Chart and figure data
[start]

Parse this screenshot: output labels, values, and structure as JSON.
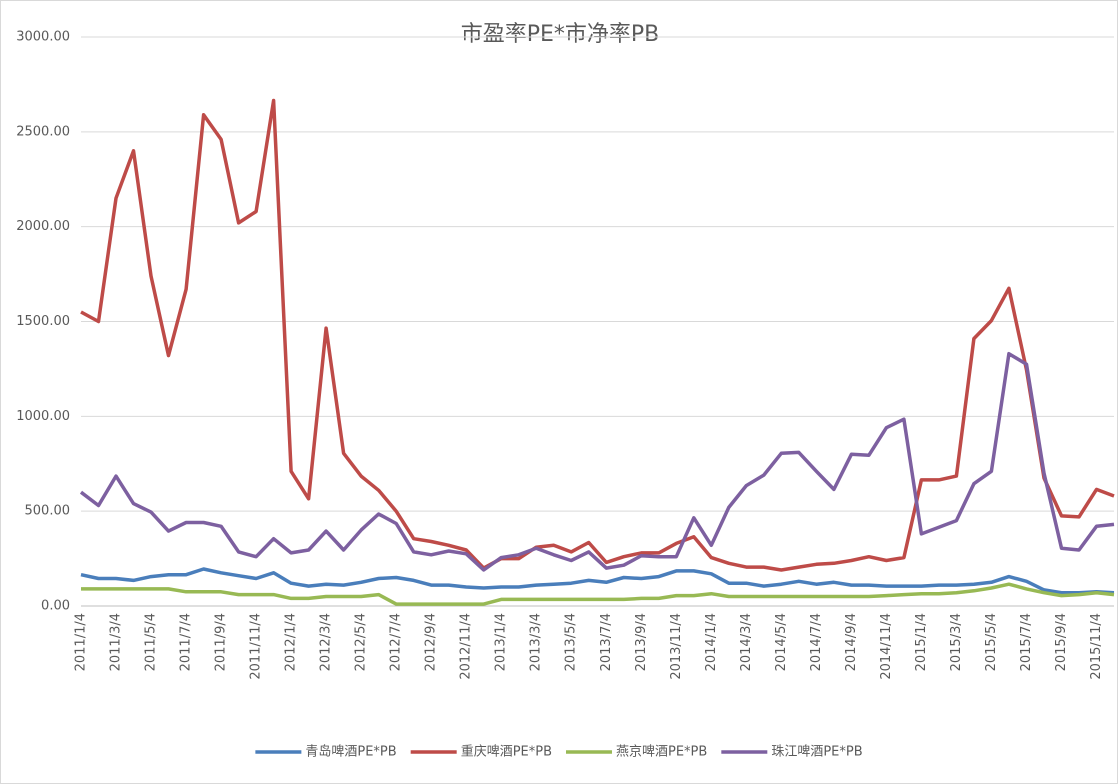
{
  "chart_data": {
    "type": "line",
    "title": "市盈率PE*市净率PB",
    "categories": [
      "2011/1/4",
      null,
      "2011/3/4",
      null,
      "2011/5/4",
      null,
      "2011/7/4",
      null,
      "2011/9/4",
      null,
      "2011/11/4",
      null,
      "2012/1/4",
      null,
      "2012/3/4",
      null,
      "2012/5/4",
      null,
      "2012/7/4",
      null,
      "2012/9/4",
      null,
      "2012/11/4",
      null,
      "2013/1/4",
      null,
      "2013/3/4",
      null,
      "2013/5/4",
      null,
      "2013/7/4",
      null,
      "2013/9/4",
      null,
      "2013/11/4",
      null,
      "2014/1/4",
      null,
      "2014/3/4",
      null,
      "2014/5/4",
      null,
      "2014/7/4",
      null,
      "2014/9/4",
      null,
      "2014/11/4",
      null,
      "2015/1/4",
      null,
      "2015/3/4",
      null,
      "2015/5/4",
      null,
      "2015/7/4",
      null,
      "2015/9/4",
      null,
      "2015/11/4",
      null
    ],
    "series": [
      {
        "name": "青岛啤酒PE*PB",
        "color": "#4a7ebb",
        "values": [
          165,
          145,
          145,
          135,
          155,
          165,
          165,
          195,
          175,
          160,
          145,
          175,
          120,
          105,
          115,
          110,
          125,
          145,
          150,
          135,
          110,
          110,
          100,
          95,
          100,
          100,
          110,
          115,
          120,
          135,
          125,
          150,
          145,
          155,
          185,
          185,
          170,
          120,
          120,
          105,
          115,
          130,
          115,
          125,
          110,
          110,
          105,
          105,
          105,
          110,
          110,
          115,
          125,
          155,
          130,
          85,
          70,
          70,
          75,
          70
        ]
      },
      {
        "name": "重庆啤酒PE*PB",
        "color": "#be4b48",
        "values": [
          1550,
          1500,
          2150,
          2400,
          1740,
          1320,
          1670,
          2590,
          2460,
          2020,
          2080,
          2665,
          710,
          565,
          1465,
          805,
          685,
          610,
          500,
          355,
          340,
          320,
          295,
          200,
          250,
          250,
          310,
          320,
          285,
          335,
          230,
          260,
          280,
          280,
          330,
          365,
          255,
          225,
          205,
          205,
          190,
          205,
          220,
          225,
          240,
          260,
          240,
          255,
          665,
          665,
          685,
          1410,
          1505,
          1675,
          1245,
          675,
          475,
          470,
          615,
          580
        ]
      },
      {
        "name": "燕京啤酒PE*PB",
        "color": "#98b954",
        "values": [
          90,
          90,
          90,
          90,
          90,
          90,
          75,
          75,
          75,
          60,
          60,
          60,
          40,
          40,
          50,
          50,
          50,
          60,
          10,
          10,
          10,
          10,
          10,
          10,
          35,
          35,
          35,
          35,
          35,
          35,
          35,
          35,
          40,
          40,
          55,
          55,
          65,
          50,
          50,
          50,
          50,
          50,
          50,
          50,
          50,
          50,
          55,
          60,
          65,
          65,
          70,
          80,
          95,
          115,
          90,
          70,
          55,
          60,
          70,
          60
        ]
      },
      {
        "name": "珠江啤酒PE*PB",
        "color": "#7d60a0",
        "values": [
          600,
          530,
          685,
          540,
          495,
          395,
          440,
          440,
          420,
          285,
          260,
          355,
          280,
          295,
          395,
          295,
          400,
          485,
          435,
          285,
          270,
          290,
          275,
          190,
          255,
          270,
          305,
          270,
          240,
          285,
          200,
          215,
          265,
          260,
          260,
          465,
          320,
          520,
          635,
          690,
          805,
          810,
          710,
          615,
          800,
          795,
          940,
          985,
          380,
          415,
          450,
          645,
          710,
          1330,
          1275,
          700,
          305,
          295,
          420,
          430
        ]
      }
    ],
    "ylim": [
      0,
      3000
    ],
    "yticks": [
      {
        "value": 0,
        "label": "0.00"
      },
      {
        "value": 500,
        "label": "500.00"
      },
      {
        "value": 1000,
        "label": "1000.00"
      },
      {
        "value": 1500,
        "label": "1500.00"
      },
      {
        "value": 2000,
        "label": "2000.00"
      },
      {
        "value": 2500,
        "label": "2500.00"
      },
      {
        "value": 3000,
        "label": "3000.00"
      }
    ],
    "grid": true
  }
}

[end]

* REQUIREMENT: Skip the pictures and print each record exactly as it stands.

* ANSWER FOR THIS EXERCISE:
Parse this screenshot: output labels, values, and structure as JSON.
{
  "chart_data": {
    "type": "line",
    "title": "市盈率PE*市净率PB",
    "categories": [
      "2011/1/4",
      null,
      "2011/3/4",
      null,
      "2011/5/4",
      null,
      "2011/7/4",
      null,
      "2011/9/4",
      null,
      "2011/11/4",
      null,
      "2012/1/4",
      null,
      "2012/3/4",
      null,
      "2012/5/4",
      null,
      "2012/7/4",
      null,
      "2012/9/4",
      null,
      "2012/11/4",
      null,
      "2013/1/4",
      null,
      "2013/3/4",
      null,
      "2013/5/4",
      null,
      "2013/7/4",
      null,
      "2013/9/4",
      null,
      "2013/11/4",
      null,
      "2014/1/4",
      null,
      "2014/3/4",
      null,
      "2014/5/4",
      null,
      "2014/7/4",
      null,
      "2014/9/4",
      null,
      "2014/11/4",
      null,
      "2015/1/4",
      null,
      "2015/3/4",
      null,
      "2015/5/4",
      null,
      "2015/7/4",
      null,
      "2015/9/4",
      null,
      "2015/11/4",
      null
    ],
    "series": [
      {
        "name": "青岛啤酒PE*PB",
        "color": "#4a7ebb",
        "values": [
          165,
          145,
          145,
          135,
          155,
          165,
          165,
          195,
          175,
          160,
          145,
          175,
          120,
          105,
          115,
          110,
          125,
          145,
          150,
          135,
          110,
          110,
          100,
          95,
          100,
          100,
          110,
          115,
          120,
          135,
          125,
          150,
          145,
          155,
          185,
          185,
          170,
          120,
          120,
          105,
          115,
          130,
          115,
          125,
          110,
          110,
          105,
          105,
          105,
          110,
          110,
          115,
          125,
          155,
          130,
          85,
          70,
          70,
          75,
          70
        ]
      },
      {
        "name": "重庆啤酒PE*PB",
        "color": "#be4b48",
        "values": [
          1550,
          1500,
          2150,
          2400,
          1740,
          1320,
          1670,
          2590,
          2460,
          2020,
          2080,
          2665,
          710,
          565,
          1465,
          805,
          685,
          610,
          500,
          355,
          340,
          320,
          295,
          200,
          250,
          250,
          310,
          320,
          285,
          335,
          230,
          260,
          280,
          280,
          330,
          365,
          255,
          225,
          205,
          205,
          190,
          205,
          220,
          225,
          240,
          260,
          240,
          255,
          665,
          665,
          685,
          1410,
          1505,
          1675,
          1245,
          675,
          475,
          470,
          615,
          580
        ]
      },
      {
        "name": "燕京啤酒PE*PB",
        "color": "#98b954",
        "values": [
          90,
          90,
          90,
          90,
          90,
          90,
          75,
          75,
          75,
          60,
          60,
          60,
          40,
          40,
          50,
          50,
          50,
          60,
          10,
          10,
          10,
          10,
          10,
          10,
          35,
          35,
          35,
          35,
          35,
          35,
          35,
          35,
          40,
          40,
          55,
          55,
          65,
          50,
          50,
          50,
          50,
          50,
          50,
          50,
          50,
          50,
          55,
          60,
          65,
          65,
          70,
          80,
          95,
          115,
          90,
          70,
          55,
          60,
          70,
          60
        ]
      },
      {
        "name": "珠江啤酒PE*PB",
        "color": "#7d60a0",
        "values": [
          600,
          530,
          685,
          540,
          495,
          395,
          440,
          440,
          420,
          285,
          260,
          355,
          280,
          295,
          395,
          295,
          400,
          485,
          435,
          285,
          270,
          290,
          275,
          190,
          255,
          270,
          305,
          270,
          240,
          285,
          200,
          215,
          265,
          260,
          260,
          465,
          320,
          520,
          635,
          690,
          805,
          810,
          710,
          615,
          800,
          795,
          940,
          985,
          380,
          415,
          450,
          645,
          710,
          1330,
          1275,
          700,
          305,
          295,
          420,
          430
        ]
      }
    ],
    "ylim": [
      0,
      3000
    ],
    "yticks": [
      {
        "value": 0,
        "label": "0.00"
      },
      {
        "value": 500,
        "label": "500.00"
      },
      {
        "value": 1000,
        "label": "1000.00"
      },
      {
        "value": 1500,
        "label": "1500.00"
      },
      {
        "value": 2000,
        "label": "2000.00"
      },
      {
        "value": 2500,
        "label": "2500.00"
      },
      {
        "value": 3000,
        "label": "3000.00"
      }
    ],
    "grid": true
  }
}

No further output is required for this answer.